- Listing
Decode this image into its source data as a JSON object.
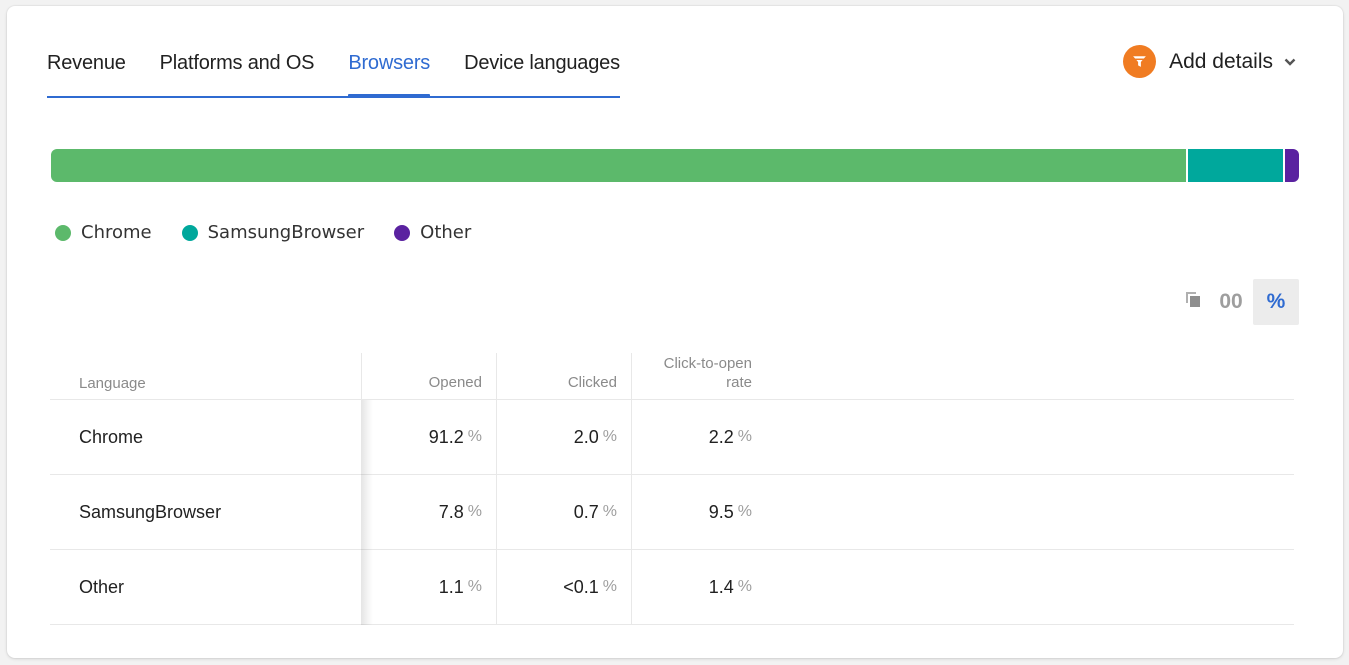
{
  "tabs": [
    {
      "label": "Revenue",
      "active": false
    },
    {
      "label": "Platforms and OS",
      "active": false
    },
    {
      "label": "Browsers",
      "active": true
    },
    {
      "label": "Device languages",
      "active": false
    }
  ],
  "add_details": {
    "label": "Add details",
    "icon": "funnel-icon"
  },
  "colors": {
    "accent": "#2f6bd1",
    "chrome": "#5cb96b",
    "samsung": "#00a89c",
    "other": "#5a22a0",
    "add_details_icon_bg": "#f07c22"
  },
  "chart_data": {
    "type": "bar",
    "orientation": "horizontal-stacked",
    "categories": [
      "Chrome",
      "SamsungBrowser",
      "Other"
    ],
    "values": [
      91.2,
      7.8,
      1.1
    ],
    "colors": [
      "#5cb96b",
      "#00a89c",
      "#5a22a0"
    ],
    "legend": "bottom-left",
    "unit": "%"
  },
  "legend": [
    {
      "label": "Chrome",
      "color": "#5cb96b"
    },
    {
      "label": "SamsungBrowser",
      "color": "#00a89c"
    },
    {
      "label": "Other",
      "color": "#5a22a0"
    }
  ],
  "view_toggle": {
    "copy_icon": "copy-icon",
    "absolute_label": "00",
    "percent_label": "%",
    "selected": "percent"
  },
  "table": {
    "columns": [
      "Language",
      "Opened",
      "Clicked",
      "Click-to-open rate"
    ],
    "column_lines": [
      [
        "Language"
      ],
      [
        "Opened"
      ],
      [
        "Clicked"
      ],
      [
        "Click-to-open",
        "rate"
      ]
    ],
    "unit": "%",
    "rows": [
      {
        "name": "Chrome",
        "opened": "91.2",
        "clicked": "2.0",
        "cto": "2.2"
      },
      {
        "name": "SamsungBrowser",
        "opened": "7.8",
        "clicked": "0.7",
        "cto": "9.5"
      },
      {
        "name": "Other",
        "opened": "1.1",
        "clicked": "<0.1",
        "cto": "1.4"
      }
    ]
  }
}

- Goal
Lines in the records that hold the word "SamsungBrowser" are to be counted; give only the total.

- Exercise solution
3